**Work required**
Reproduce all of the material exactly as shown.

**Data to process**
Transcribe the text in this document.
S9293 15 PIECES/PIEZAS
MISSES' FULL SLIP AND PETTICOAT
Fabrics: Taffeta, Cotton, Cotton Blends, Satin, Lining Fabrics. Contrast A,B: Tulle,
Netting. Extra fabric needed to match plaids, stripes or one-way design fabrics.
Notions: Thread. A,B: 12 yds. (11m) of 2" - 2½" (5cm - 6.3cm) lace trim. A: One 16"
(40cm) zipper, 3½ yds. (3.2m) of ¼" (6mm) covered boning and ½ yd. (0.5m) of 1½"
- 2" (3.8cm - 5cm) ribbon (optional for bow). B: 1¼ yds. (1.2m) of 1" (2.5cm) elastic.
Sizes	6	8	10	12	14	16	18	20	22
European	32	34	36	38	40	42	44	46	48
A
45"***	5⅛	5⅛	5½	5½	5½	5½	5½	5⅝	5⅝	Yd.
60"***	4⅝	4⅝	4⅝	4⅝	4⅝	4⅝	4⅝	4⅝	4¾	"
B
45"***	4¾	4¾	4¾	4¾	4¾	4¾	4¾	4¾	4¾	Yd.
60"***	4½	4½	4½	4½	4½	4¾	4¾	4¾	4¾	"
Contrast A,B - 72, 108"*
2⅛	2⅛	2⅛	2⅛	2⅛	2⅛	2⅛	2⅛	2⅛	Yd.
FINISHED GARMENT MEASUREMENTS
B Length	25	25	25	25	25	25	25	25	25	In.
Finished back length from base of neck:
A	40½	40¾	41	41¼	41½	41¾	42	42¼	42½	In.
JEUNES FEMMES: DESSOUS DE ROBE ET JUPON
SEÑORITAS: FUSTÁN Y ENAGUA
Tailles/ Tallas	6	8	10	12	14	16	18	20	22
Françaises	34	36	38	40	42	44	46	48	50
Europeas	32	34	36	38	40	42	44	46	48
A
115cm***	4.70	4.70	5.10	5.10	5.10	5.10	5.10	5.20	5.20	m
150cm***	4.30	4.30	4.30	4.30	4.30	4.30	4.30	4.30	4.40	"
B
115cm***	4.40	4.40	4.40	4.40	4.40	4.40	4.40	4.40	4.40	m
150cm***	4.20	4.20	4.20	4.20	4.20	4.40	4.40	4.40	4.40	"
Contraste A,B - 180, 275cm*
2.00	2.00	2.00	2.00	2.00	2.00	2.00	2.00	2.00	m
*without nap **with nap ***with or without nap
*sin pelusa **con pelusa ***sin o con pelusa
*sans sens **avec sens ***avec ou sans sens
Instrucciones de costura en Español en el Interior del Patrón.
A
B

**Task result**
Transcribe the text in this document.
S9293 15 PIECES/PIEZAS
MISSES' FULL SLIP AND PETTICOAT
Fabrics: Taffeta, Cotton, Cotton Blends, Satin, Lining Fabrics. Contrast A,B: Tulle,
Netting. Extra fabric needed to match plaids, stripes or one-way design fabrics.
Notions: Thread. A,B: 12 yds. (11m) of 2" - 2½" (5cm - 6.3cm) lace trim. A: One 16"
(40cm) zipper, 3½ yds. (3.2m) of ¼" (6mm) covered boning and ½ yd. (0.5m) of 1½"
- 2" (3.8cm - 5cm) ribbon (optional for bow). B: 1¼ yds. (1.2m) of 1" (2.5cm) elastic.
Sizes	6	8	10	12	14	16	18	20	22
European	32	34	36	38	40	42	44	46	48
A
45"***	5⅛	5⅛	5½	5½	5½	5½	5½	5⅝	5⅝	Yd.
60"***	4⅝	4⅝	4⅝	4⅝	4⅝	4⅝	4⅝	4⅝	4¾	"
B
45"***	4¾	4¾	4¾	4¾	4¾	4¾	4¾	4¾	4¾	Yd.
60"***	4½	4½	4½	4½	4½	4¾	4¾	4¾	4¾	"
Contrast A,B - 72, 108"*
2⅛	2⅛	2⅛	2⅛	2⅛	2⅛	2⅛	2⅛	2⅛	Yd.
FINISHED GARMENT MEASUREMENTS
B Length	25	25	25	25	25	25	25	25	25	In.
Finished back length from base of neck:
A	40½	40¾	41	41¼	41½	41¾	42	42¼	42½	In.
JEUNES FEMMES: DESSOUS DE ROBE ET JUPON
SEÑORITAS: FUSTÁN Y ENAGUA
Tailles/ Tallas	6	8	10	12	14	16	18	20	22
Françaises	34	36	38	40	42	44	46	48	50
Europeas	32	34	36	38	40	42	44	46	48
A
115cm***	4.70	4.70	5.10	5.10	5.10	5.10	5.10	5.20	5.20	m
150cm***	4.30	4.30	4.30	4.30	4.30	4.30	4.30	4.30	4.40	"
B
115cm***	4.40	4.40	4.40	4.40	4.40	4.40	4.40	4.40	4.40	m
150cm***	4.20	4.20	4.20	4.20	4.20	4.40	4.40	4.40	4.40	"
Contraste A,B - 180, 275cm*
2.00	2.00	2.00	2.00	2.00	2.00	2.00	2.00	2.00	m
*without nap **with nap ***with or without nap
*sin pelusa **con pelusa ***sin o con pelusa
*sans sens **avec sens ***avec ou sans sens
Instrucciones de costura en Español en el Interior del Patrón.
A
B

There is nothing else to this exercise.